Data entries
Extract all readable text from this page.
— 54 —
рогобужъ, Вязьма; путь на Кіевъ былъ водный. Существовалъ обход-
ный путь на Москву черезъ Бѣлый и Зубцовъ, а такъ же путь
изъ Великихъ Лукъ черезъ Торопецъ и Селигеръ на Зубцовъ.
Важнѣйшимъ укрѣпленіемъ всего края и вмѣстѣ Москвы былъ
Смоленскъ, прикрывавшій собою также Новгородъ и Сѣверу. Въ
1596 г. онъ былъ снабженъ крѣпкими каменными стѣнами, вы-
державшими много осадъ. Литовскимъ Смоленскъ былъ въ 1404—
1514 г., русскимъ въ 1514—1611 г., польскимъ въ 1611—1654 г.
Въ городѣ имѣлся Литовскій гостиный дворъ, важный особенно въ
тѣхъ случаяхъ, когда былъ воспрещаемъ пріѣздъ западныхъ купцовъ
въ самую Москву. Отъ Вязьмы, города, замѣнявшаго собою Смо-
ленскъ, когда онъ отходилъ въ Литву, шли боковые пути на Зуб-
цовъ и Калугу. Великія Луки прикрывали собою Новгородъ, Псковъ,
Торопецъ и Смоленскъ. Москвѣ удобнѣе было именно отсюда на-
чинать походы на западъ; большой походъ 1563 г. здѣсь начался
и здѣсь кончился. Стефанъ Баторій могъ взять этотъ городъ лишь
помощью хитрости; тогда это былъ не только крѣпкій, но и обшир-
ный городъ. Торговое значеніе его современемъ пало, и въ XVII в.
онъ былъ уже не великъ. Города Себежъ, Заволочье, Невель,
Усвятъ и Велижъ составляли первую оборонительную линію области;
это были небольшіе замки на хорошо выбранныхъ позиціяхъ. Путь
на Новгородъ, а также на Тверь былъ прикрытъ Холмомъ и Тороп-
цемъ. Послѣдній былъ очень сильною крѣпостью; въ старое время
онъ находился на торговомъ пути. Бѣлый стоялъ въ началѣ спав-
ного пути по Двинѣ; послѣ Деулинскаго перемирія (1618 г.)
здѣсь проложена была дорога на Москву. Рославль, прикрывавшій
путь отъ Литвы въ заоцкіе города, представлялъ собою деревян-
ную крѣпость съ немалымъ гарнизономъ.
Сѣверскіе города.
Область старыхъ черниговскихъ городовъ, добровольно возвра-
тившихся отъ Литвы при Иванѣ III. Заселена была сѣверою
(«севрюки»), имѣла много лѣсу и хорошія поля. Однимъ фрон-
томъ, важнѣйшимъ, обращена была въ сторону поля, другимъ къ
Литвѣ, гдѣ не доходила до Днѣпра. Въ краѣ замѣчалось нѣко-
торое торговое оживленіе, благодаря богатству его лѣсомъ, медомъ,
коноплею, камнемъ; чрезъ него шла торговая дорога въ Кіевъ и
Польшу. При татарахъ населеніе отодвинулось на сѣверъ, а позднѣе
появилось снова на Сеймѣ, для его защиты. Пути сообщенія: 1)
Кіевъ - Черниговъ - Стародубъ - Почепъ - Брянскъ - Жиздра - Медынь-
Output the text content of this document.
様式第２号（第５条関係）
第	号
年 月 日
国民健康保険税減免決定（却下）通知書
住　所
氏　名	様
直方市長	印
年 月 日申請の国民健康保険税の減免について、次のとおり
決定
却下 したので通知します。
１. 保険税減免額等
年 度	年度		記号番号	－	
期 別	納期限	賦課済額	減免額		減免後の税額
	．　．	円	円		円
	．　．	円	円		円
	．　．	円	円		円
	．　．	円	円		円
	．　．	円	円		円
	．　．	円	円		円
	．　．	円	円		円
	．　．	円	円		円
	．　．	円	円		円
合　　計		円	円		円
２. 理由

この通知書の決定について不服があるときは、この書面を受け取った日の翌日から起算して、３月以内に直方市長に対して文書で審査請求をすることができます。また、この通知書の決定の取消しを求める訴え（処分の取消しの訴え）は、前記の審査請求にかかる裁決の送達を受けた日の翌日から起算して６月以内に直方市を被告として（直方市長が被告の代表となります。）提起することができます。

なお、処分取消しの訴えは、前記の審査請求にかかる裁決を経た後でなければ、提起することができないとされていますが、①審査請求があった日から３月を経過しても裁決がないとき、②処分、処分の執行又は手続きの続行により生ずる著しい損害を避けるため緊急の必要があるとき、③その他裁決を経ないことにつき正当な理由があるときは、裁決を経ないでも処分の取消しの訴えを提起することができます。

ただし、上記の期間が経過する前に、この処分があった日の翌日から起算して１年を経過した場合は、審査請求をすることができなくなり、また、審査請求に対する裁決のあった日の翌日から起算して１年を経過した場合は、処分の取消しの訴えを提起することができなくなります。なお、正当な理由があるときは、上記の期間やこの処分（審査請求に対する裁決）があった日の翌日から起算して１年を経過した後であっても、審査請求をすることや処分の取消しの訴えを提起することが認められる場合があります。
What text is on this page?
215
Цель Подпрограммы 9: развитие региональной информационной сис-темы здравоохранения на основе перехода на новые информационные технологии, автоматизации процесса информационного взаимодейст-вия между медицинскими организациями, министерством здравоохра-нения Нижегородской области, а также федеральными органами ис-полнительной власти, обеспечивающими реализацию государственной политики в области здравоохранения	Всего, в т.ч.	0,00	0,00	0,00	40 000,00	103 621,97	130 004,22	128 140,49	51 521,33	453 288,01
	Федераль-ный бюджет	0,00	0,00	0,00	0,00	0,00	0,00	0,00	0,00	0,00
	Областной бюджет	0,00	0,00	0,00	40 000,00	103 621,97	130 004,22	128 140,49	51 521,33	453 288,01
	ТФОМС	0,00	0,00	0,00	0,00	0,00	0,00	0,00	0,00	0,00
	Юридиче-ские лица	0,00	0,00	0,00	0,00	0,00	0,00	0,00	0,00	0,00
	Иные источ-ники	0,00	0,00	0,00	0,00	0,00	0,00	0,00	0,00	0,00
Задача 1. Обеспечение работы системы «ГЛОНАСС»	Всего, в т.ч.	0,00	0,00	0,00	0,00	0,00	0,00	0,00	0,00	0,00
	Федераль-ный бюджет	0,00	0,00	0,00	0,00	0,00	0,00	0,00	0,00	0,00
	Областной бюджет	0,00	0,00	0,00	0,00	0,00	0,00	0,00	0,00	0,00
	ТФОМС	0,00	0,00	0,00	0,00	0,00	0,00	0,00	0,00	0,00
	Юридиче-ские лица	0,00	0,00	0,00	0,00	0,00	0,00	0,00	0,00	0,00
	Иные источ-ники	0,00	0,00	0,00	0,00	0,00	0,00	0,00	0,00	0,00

→ Your objective:
Extract all lines of the records above that include "this".

→ Result:
Extract all readable text from this page.
Output the text content of this document.
What text is on this page?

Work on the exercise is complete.